Copy out each line that includes the word "강아지를".
------------------------------
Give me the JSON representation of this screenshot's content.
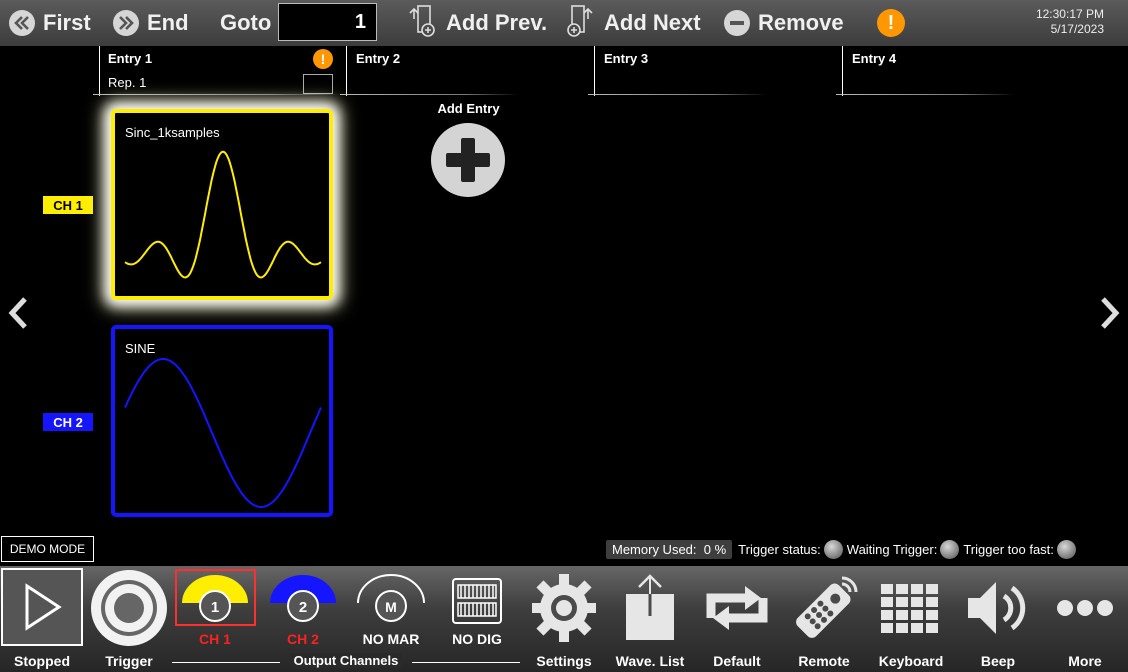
{
  "toolbar": {
    "first_label": "First",
    "end_label": "End",
    "goto_label": "Goto",
    "goto_value": "1",
    "add_prev_label": "Add Prev.",
    "add_next_label": "Add Next",
    "remove_label": "Remove",
    "warning_glyph": "!",
    "time": "12:30:17 PM",
    "date": "5/17/2023"
  },
  "entries": [
    {
      "label": "Entry  1",
      "rep_label": "Rep.  1"
    },
    {
      "label": "Entry  2"
    },
    {
      "label": "Entry  3"
    },
    {
      "label": "Entry  4"
    }
  ],
  "add_entry_label": "Add Entry",
  "channels": [
    {
      "tag": "CH 1",
      "waveform": "Sinc_1ksamples",
      "color": "#ffee00"
    },
    {
      "tag": "CH 2",
      "waveform": "SINE",
      "color": "#1515ff"
    }
  ],
  "status": {
    "demo_mode": "DEMO MODE",
    "memory_label": "Memory Used:",
    "memory_value": "0 %",
    "trigger_status": "Trigger status:",
    "waiting_trigger": "Waiting Trigger:",
    "trigger_too_fast": "Trigger too fast:"
  },
  "bottom": {
    "stopped": "Stopped",
    "trigger": "Trigger",
    "ch1_label": "CH 1",
    "ch1_num": "1",
    "ch2_label": "CH 2",
    "ch2_num": "2",
    "marker_label": "NO MAR",
    "marker_glyph": "M",
    "digital_label": "NO DIG",
    "output_channels": "Output Channels",
    "settings": "Settings",
    "wave_list": "Wave. List",
    "default": "Default",
    "remote": "Remote",
    "keyboard": "Keyboard",
    "beep": "Beep",
    "more": "More"
  },
  "colors": {
    "ch1": "#ffee00",
    "ch2": "#1515ff",
    "warning": "#ff9800",
    "ch_active_label": "#ff2020",
    "selected_frame": "#ff3030"
  }
}
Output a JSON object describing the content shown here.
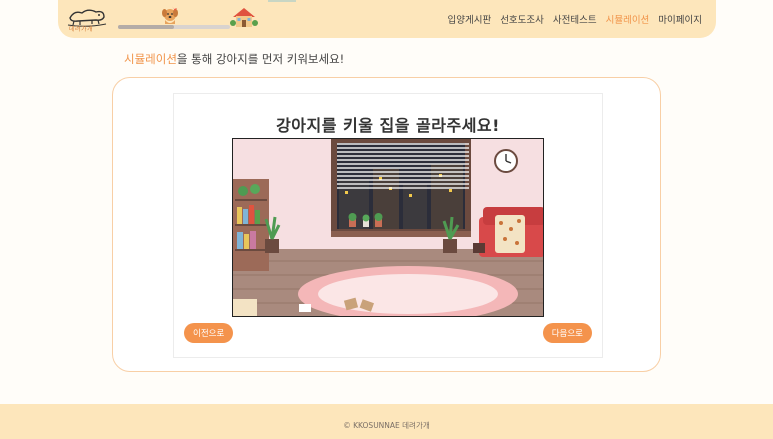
{
  "header": {
    "logo_text": "데려가개",
    "progress_fraction": 0.5,
    "nav": [
      {
        "label": "입양게시판",
        "active": false
      },
      {
        "label": "선호도조사",
        "active": false
      },
      {
        "label": "사전테스트",
        "active": false
      },
      {
        "label": "시뮬레이션",
        "active": true
      },
      {
        "label": "마이페이지",
        "active": false
      }
    ]
  },
  "main": {
    "subtitle_highlight": "시뮬레이션",
    "subtitle_rest": "을 통해 강아지를 먼저 키워보세요!",
    "question": "강아지를 키울 집을 골라주세요!",
    "prev_label": "이전으로",
    "next_label": "다음으로"
  },
  "footer": {
    "copyright": "© KKOSUNNAE 데려가개"
  },
  "colors": {
    "accent": "#f4934c",
    "header_bg": "#fde6bb",
    "card_border": "#f8cfa6"
  }
}
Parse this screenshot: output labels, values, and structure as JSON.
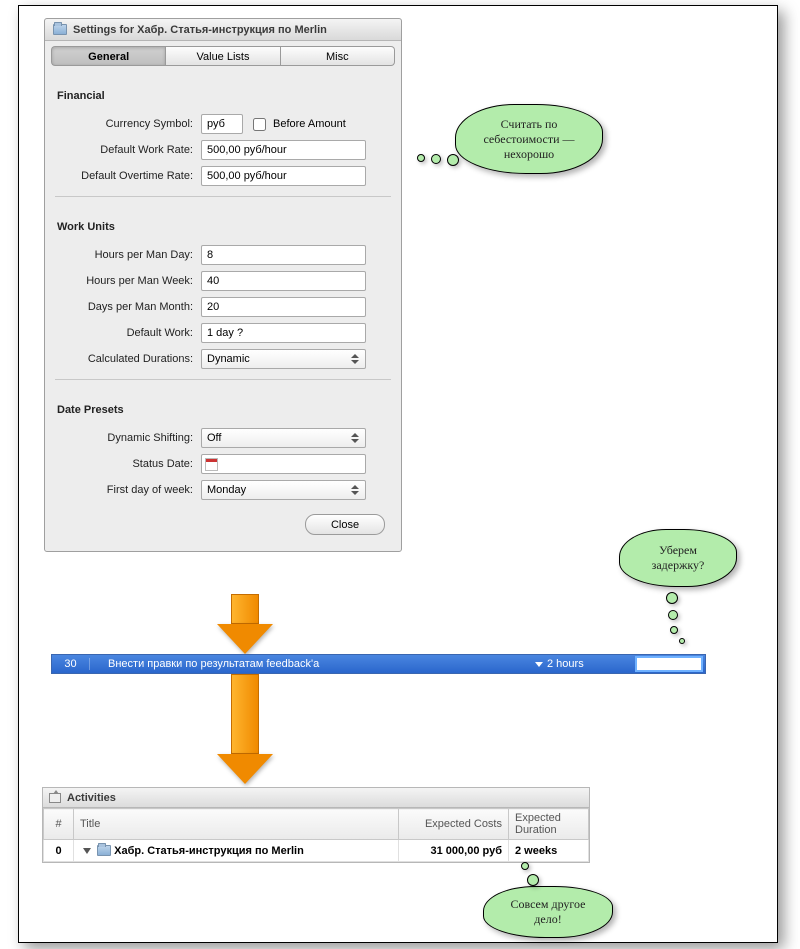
{
  "window": {
    "title": "Settings for Хабр. Статья-инструкция по Merlin",
    "tabs": {
      "general": "General",
      "value_lists": "Value Lists",
      "misc": "Misc"
    },
    "close": "Close"
  },
  "financial": {
    "heading": "Financial",
    "currency_symbol_label": "Currency Symbol:",
    "currency_symbol": "руб",
    "before_amount_label": "Before Amount",
    "default_work_rate_label": "Default Work Rate:",
    "default_work_rate": "500,00 руб/hour",
    "default_overtime_rate_label": "Default Overtime Rate:",
    "default_overtime_rate": "500,00 руб/hour"
  },
  "work_units": {
    "heading": "Work Units",
    "hours_per_man_day_label": "Hours per Man Day:",
    "hours_per_man_day": "8",
    "hours_per_man_week_label": "Hours per Man Week:",
    "hours_per_man_week": "40",
    "days_per_man_month_label": "Days per Man Month:",
    "days_per_man_month": "20",
    "default_work_label": "Default Work:",
    "default_work": "1 day ?",
    "calc_durations_label": "Calculated Durations:",
    "calc_durations": "Dynamic"
  },
  "date_presets": {
    "heading": "Date Presets",
    "dynamic_shifting_label": "Dynamic Shifting:",
    "dynamic_shifting": "Off",
    "status_date_label": "Status Date:",
    "status_date": "",
    "first_day_label": "First day of week:",
    "first_day": "Monday"
  },
  "callouts": {
    "c1": "Считать по себестоимости — нехорошо",
    "c2": "Уберем задержку?",
    "c3": "Совсем другое дело!"
  },
  "taskrow": {
    "number": "30",
    "title": "Внести правки по результатам feedback'а",
    "duration": "2 hours",
    "input_value": ""
  },
  "activities": {
    "heading": "Activities",
    "columns": {
      "num": "#",
      "title": "Title",
      "expected_costs": "Expected Costs",
      "expected_duration": "Expected Duration"
    },
    "row": {
      "num": "0",
      "title": "Хабр. Статья-инструкция по Merlin",
      "costs": "31 000,00 руб",
      "duration": "2 weeks"
    }
  }
}
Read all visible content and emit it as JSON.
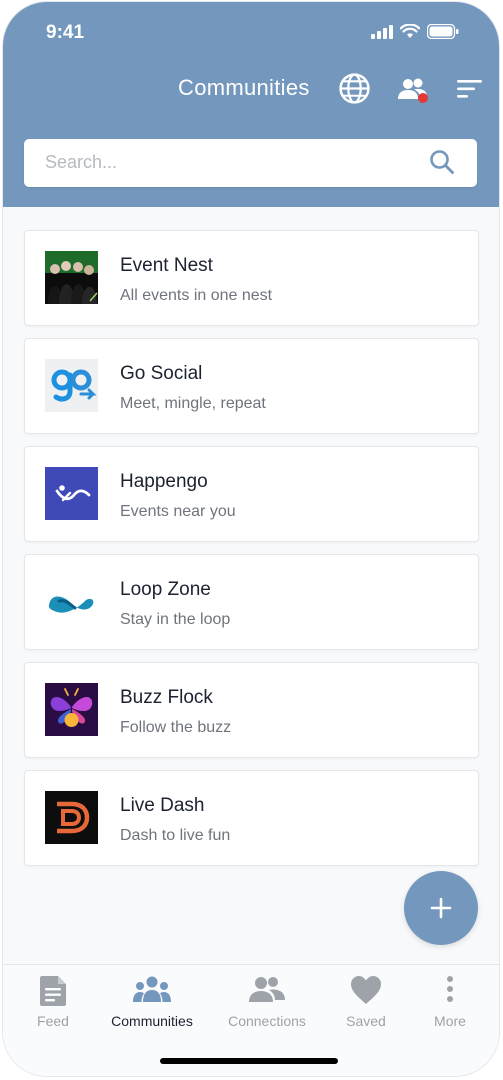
------------------------------
→ **TASK RESPONSE**:
    "subtitle_rest": "을 통해 강아지를 먼저 키워보세요!",
    "question": "강아지를 키울 집을 골라주세요!",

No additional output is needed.